Stored entries
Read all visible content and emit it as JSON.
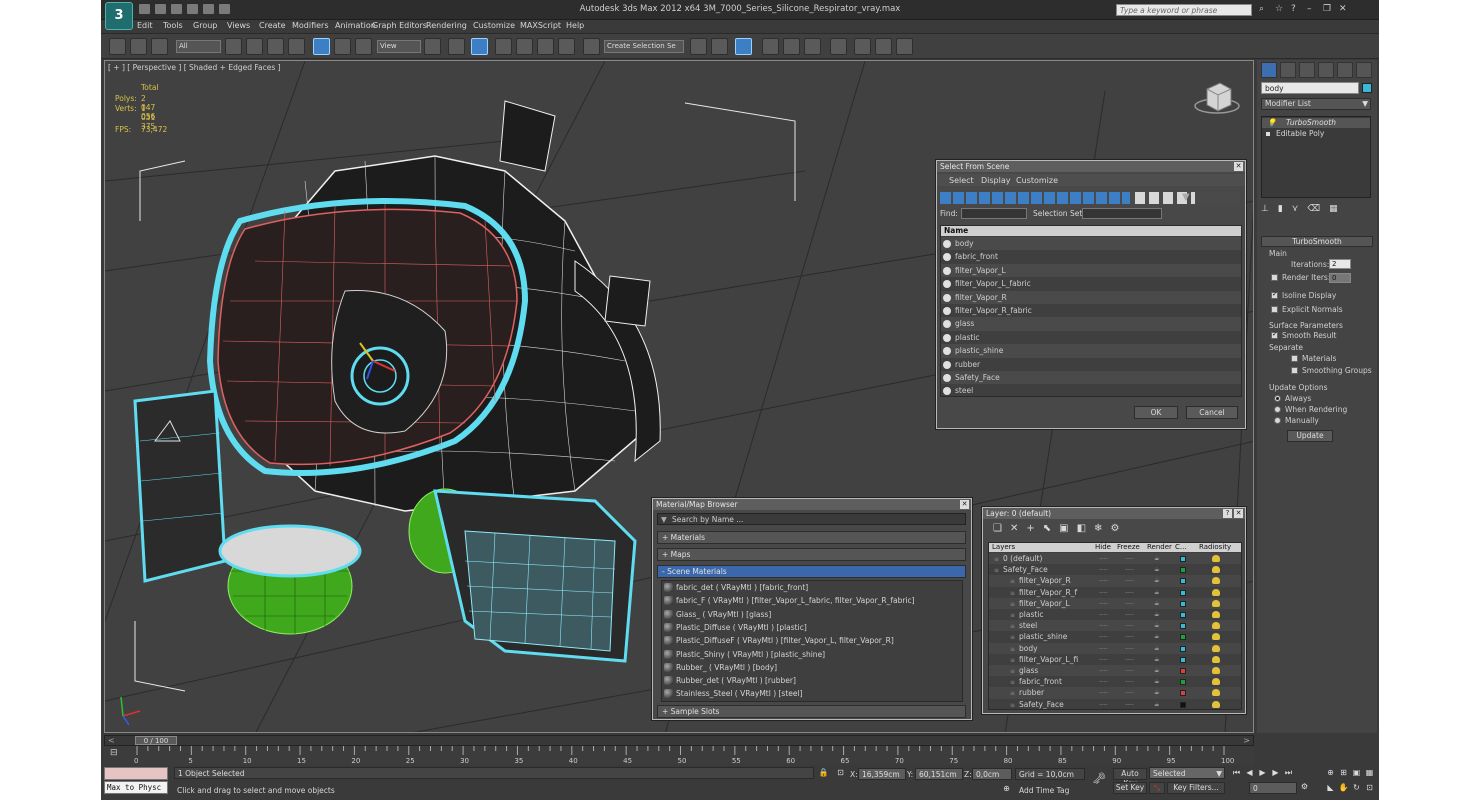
{
  "title_bar": {
    "app_title": "Autodesk 3ds Max  2012 x64     3M_7000_Series_Silicone_Respirator_vray.max",
    "logo_letter": "3",
    "search_placeholder": "Type a keyword or phrase"
  },
  "menu": [
    "Edit",
    "Tools",
    "Group",
    "Views",
    "Create",
    "Modifiers",
    "Animation",
    "Graph Editors",
    "Rendering",
    "Customize",
    "MAXScript",
    "Help"
  ],
  "toolbar": {
    "filter_value": "All",
    "coord_value": "View",
    "selection_set_value": "Create Selection Se"
  },
  "viewport": {
    "label": "[ + ] [ Perspective ] [ Shaded + Edged Faces ]",
    "stats": {
      "total_label": "Total",
      "polys_label": "Polys:",
      "polys_value": "2 047 056",
      "verts_label": "Verts:",
      "verts_value": "1 031 375",
      "fps_label": "FPS:",
      "fps_value": "73,472"
    }
  },
  "command_panel": {
    "object_name": "body",
    "modifier_list_label": "Modifier List",
    "stack": [
      "TurboSmooth",
      "Editable Poly"
    ],
    "rollout_title": "TurboSmooth",
    "main_label": "Main",
    "iterations_label": "Iterations:",
    "iterations_value": "2",
    "render_iters_label": "Render Iters:",
    "render_iters_value": "0",
    "isoline_label": "Isoline Display",
    "explicit_normals_label": "Explicit Normals",
    "surface_params_label": "Surface Parameters",
    "smooth_result_label": "Smooth Result",
    "separate_label": "Separate",
    "materials_label": "Materials",
    "smoothing_groups_label": "Smoothing Groups",
    "update_options_label": "Update Options",
    "always_label": "Always",
    "when_rendering_label": "When Rendering",
    "manually_label": "Manually",
    "update_button": "Update"
  },
  "select_from_scene": {
    "title": "Select From Scene",
    "menu": [
      "Select",
      "Display",
      "Customize"
    ],
    "find_label": "Find:",
    "selection_set_label": "Selection Set:",
    "column_name": "Name",
    "items": [
      "body",
      "fabric_front",
      "filter_Vapor_L",
      "filter_Vapor_L_fabric",
      "filter_Vapor_R",
      "filter_Vapor_R_fabric",
      "glass",
      "plastic",
      "plastic_shine",
      "rubber",
      "Safety_Face",
      "steel"
    ],
    "ok_label": "OK",
    "cancel_label": "Cancel"
  },
  "material_browser": {
    "title": "Material/Map Browser",
    "search_placeholder": "Search by Name ...",
    "groups": [
      "+ Materials",
      "+ Maps",
      "- Scene Materials",
      "+ Sample Slots"
    ],
    "materials": [
      "fabric_det  ( VRayMtl ) [fabric_front]",
      "fabric_F  ( VRayMtl ) [filter_Vapor_L_fabric, filter_Vapor_R_fabric]",
      "Glass_  ( VRayMtl ) [glass]",
      "Plastic_Diffuse  ( VRayMtl ) [plastic]",
      "Plastic_DiffuseF  ( VRayMtl ) [filter_Vapor_L, filter_Vapor_R]",
      "Plastic_Shiny  ( VRayMtl ) [plastic_shine]",
      "Rubber_  ( VRayMtl ) [body]",
      "Rubber_det  ( VRayMtl ) [rubber]",
      "Stainless_Steel  ( VRayMtl ) [steel]"
    ]
  },
  "layer_manager": {
    "title": "Layer: 0 (default)",
    "help": "?",
    "columns": [
      "Layers",
      "Hide",
      "Freeze",
      "Render",
      "C...",
      "Radiosity"
    ],
    "rows": [
      {
        "name": "0 (default)",
        "indent": 1,
        "color": "#3ab8d8"
      },
      {
        "name": "Safety_Face",
        "indent": 1,
        "color": "#1f9e3a"
      },
      {
        "name": "filter_Vapor_R",
        "indent": 2,
        "color": "#3ab8d8"
      },
      {
        "name": "filter_Vapor_R_f",
        "indent": 2,
        "color": "#3ab8d8"
      },
      {
        "name": "filter_Vapor_L",
        "indent": 2,
        "color": "#3ab8d8"
      },
      {
        "name": "plastic",
        "indent": 2,
        "color": "#3ab8d8"
      },
      {
        "name": "steel",
        "indent": 2,
        "color": "#3ab8d8"
      },
      {
        "name": "plastic_shine",
        "indent": 2,
        "color": "#1f9e3a"
      },
      {
        "name": "body",
        "indent": 2,
        "color": "#3ab8d8"
      },
      {
        "name": "filter_Vapor_L_fi",
        "indent": 2,
        "color": "#3ab8d8"
      },
      {
        "name": "glass",
        "indent": 2,
        "color": "#d84040"
      },
      {
        "name": "fabric_front",
        "indent": 2,
        "color": "#1f9e3a"
      },
      {
        "name": "rubber",
        "indent": 2,
        "color": "#d84040"
      },
      {
        "name": "Safety_Face",
        "indent": 2,
        "color": "#111111"
      }
    ]
  },
  "timeline": {
    "frame_label": "0 / 100",
    "ticks": [
      "0",
      "5",
      "10",
      "15",
      "20",
      "25",
      "30",
      "35",
      "40",
      "45",
      "50",
      "55",
      "60",
      "65",
      "70",
      "75",
      "80",
      "85",
      "90",
      "95",
      "100"
    ]
  },
  "status": {
    "script_listener": "Max to Physc",
    "selected_count": "1 Object Selected",
    "prompt": "Click and drag to select and move objects",
    "x_label": "X:",
    "x_value": "16,359cm",
    "y_label": "Y:",
    "y_value": "60,151cm",
    "z_label": "Z:",
    "z_value": "0,0cm",
    "grid": "Grid = 10,0cm",
    "add_time_tag": "Add Time Tag",
    "auto_key": "Auto Key",
    "set_key": "Set Key",
    "key_mode": "Selected",
    "key_filters": "Key Filters...",
    "current_frame": "0"
  },
  "colors": {
    "wire_cyan": "#5fdcf0",
    "wire_white": "#f0f0f0",
    "wire_red": "#e06060",
    "filter_green": "#3fa81c",
    "viewport_bg": "#414141",
    "selection_blue": "#3b68ad"
  }
}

### Task prompt
Repeat the material above verbatim, with no pictures in the output.

### Answer in full
Read all visible content and emit it as JSON.
{
  "title_bar": {
    "app_title": "Autodesk 3ds Max  2012 x64     3M_7000_Series_Silicone_Respirator_vray.max",
    "logo_letter": "3",
    "search_placeholder": "Type a keyword or phrase"
  },
  "menu": [
    "Edit",
    "Tools",
    "Group",
    "Views",
    "Create",
    "Modifiers",
    "Animation",
    "Graph Editors",
    "Rendering",
    "Customize",
    "MAXScript",
    "Help"
  ],
  "toolbar": {
    "filter_value": "All",
    "coord_value": "View",
    "selection_set_value": "Create Selection Se"
  },
  "viewport": {
    "label": "[ + ] [ Perspective ] [ Shaded + Edged Faces ]",
    "stats": {
      "total_label": "Total",
      "polys_label": "Polys:",
      "polys_value": "2 047 056",
      "verts_label": "Verts:",
      "verts_value": "1 031 375",
      "fps_label": "FPS:",
      "fps_value": "73,472"
    }
  },
  "command_panel": {
    "object_name": "body",
    "modifier_list_label": "Modifier List",
    "stack": [
      "TurboSmooth",
      "Editable Poly"
    ],
    "rollout_title": "TurboSmooth",
    "main_label": "Main",
    "iterations_label": "Iterations:",
    "iterations_value": "2",
    "render_iters_label": "Render Iters:",
    "render_iters_value": "0",
    "isoline_label": "Isoline Display",
    "explicit_normals_label": "Explicit Normals",
    "surface_params_label": "Surface Parameters",
    "smooth_result_label": "Smooth Result",
    "separate_label": "Separate",
    "materials_label": "Materials",
    "smoothing_groups_label": "Smoothing Groups",
    "update_options_label": "Update Options",
    "always_label": "Always",
    "when_rendering_label": "When Rendering",
    "manually_label": "Manually",
    "update_button": "Update"
  },
  "select_from_scene": {
    "title": "Select From Scene",
    "menu": [
      "Select",
      "Display",
      "Customize"
    ],
    "find_label": "Find:",
    "selection_set_label": "Selection Set:",
    "column_name": "Name",
    "items": [
      "body",
      "fabric_front",
      "filter_Vapor_L",
      "filter_Vapor_L_fabric",
      "filter_Vapor_R",
      "filter_Vapor_R_fabric",
      "glass",
      "plastic",
      "plastic_shine",
      "rubber",
      "Safety_Face",
      "steel"
    ],
    "ok_label": "OK",
    "cancel_label": "Cancel"
  },
  "material_browser": {
    "title": "Material/Map Browser",
    "search_placeholder": "Search by Name ...",
    "groups": [
      "+ Materials",
      "+ Maps",
      "- Scene Materials",
      "+ Sample Slots"
    ],
    "materials": [
      "fabric_det  ( VRayMtl ) [fabric_front]",
      "fabric_F  ( VRayMtl ) [filter_Vapor_L_fabric, filter_Vapor_R_fabric]",
      "Glass_  ( VRayMtl ) [glass]",
      "Plastic_Diffuse  ( VRayMtl ) [plastic]",
      "Plastic_DiffuseF  ( VRayMtl ) [filter_Vapor_L, filter_Vapor_R]",
      "Plastic_Shiny  ( VRayMtl ) [plastic_shine]",
      "Rubber_  ( VRayMtl ) [body]",
      "Rubber_det  ( VRayMtl ) [rubber]",
      "Stainless_Steel  ( VRayMtl ) [steel]"
    ]
  },
  "layer_manager": {
    "title": "Layer: 0 (default)",
    "help": "?",
    "columns": [
      "Layers",
      "Hide",
      "Freeze",
      "Render",
      "C...",
      "Radiosity"
    ],
    "rows": [
      {
        "name": "0 (default)",
        "indent": 1,
        "color": "#3ab8d8"
      },
      {
        "name": "Safety_Face",
        "indent": 1,
        "color": "#1f9e3a"
      },
      {
        "name": "filter_Vapor_R",
        "indent": 2,
        "color": "#3ab8d8"
      },
      {
        "name": "filter_Vapor_R_f",
        "indent": 2,
        "color": "#3ab8d8"
      },
      {
        "name": "filter_Vapor_L",
        "indent": 2,
        "color": "#3ab8d8"
      },
      {
        "name": "plastic",
        "indent": 2,
        "color": "#3ab8d8"
      },
      {
        "name": "steel",
        "indent": 2,
        "color": "#3ab8d8"
      },
      {
        "name": "plastic_shine",
        "indent": 2,
        "color": "#1f9e3a"
      },
      {
        "name": "body",
        "indent": 2,
        "color": "#3ab8d8"
      },
      {
        "name": "filter_Vapor_L_fi",
        "indent": 2,
        "color": "#3ab8d8"
      },
      {
        "name": "glass",
        "indent": 2,
        "color": "#d84040"
      },
      {
        "name": "fabric_front",
        "indent": 2,
        "color": "#1f9e3a"
      },
      {
        "name": "rubber",
        "indent": 2,
        "color": "#d84040"
      },
      {
        "name": "Safety_Face",
        "indent": 2,
        "color": "#111111"
      }
    ]
  },
  "timeline": {
    "frame_label": "0 / 100",
    "ticks": [
      "0",
      "5",
      "10",
      "15",
      "20",
      "25",
      "30",
      "35",
      "40",
      "45",
      "50",
      "55",
      "60",
      "65",
      "70",
      "75",
      "80",
      "85",
      "90",
      "95",
      "100"
    ]
  },
  "status": {
    "script_listener": "Max to Physc",
    "selected_count": "1 Object Selected",
    "prompt": "Click and drag to select and move objects",
    "x_label": "X:",
    "x_value": "16,359cm",
    "y_label": "Y:",
    "y_value": "60,151cm",
    "z_label": "Z:",
    "z_value": "0,0cm",
    "grid": "Grid = 10,0cm",
    "add_time_tag": "Add Time Tag",
    "auto_key": "Auto Key",
    "set_key": "Set Key",
    "key_mode": "Selected",
    "key_filters": "Key Filters...",
    "current_frame": "0"
  },
  "colors": {
    "wire_cyan": "#5fdcf0",
    "wire_white": "#f0f0f0",
    "wire_red": "#e06060",
    "filter_green": "#3fa81c",
    "viewport_bg": "#414141",
    "selection_blue": "#3b68ad"
  }
}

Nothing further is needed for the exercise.